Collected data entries
>>>
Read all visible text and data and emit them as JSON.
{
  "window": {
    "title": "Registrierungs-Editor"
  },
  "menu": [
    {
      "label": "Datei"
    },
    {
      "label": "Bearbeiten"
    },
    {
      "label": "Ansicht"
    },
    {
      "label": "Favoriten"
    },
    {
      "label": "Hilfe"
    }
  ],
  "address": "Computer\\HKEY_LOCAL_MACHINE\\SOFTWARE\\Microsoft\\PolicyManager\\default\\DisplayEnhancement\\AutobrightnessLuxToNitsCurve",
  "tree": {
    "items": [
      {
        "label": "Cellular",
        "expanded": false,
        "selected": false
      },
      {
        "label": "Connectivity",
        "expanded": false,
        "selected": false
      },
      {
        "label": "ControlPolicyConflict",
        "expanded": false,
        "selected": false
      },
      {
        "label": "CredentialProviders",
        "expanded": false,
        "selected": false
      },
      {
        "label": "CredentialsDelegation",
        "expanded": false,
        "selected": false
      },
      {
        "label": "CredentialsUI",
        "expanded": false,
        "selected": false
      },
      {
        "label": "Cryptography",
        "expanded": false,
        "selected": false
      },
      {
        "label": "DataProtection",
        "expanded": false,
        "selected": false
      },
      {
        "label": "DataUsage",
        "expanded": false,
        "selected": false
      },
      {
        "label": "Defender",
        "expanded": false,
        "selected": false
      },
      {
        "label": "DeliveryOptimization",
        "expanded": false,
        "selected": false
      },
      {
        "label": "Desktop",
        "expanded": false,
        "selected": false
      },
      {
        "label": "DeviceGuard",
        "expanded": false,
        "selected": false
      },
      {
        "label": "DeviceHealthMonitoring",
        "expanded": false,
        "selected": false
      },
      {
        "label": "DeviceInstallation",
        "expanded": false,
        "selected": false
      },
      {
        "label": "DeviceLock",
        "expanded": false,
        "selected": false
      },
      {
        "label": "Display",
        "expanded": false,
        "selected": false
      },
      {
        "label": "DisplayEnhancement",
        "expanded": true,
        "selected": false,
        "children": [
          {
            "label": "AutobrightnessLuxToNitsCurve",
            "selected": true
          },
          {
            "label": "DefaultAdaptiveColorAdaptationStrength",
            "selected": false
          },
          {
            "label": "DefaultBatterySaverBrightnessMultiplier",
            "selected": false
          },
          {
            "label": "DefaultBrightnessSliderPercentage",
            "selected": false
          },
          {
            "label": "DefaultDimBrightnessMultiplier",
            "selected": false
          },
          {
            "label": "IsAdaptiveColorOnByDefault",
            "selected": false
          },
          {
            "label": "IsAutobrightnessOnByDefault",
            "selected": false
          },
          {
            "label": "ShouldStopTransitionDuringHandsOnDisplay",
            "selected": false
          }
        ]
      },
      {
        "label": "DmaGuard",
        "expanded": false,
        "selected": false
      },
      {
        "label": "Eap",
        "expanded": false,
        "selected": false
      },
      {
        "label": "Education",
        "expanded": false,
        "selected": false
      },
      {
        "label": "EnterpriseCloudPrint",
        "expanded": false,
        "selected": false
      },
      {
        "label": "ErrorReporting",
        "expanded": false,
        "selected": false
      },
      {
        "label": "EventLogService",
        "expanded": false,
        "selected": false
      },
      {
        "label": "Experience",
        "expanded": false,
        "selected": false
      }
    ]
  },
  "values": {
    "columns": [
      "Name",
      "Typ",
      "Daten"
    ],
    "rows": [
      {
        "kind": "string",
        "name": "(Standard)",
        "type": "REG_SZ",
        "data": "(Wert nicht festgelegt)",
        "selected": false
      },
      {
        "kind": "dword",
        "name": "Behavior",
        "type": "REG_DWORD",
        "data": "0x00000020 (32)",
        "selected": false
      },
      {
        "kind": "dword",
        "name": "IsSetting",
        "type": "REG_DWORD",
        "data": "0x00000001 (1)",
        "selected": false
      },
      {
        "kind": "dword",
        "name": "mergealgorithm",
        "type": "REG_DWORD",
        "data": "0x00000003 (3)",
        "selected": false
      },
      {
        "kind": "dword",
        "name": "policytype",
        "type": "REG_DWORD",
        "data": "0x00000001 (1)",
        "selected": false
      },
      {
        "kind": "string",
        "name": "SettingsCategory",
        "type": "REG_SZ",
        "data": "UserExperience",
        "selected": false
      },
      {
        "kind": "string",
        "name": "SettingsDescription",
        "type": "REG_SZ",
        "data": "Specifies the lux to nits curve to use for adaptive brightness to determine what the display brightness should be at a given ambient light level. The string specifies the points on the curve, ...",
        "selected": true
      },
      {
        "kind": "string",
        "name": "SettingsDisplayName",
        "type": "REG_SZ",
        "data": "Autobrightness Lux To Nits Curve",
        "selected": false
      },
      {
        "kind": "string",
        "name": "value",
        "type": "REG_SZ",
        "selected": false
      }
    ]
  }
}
<<<
PROBLEM STATEMENT »
Identify the lines in the entries above that contain "true", then copy them out.

RESULT FOR THIS TASK »
        "expanded": true,
            "selected": true
        "selected": true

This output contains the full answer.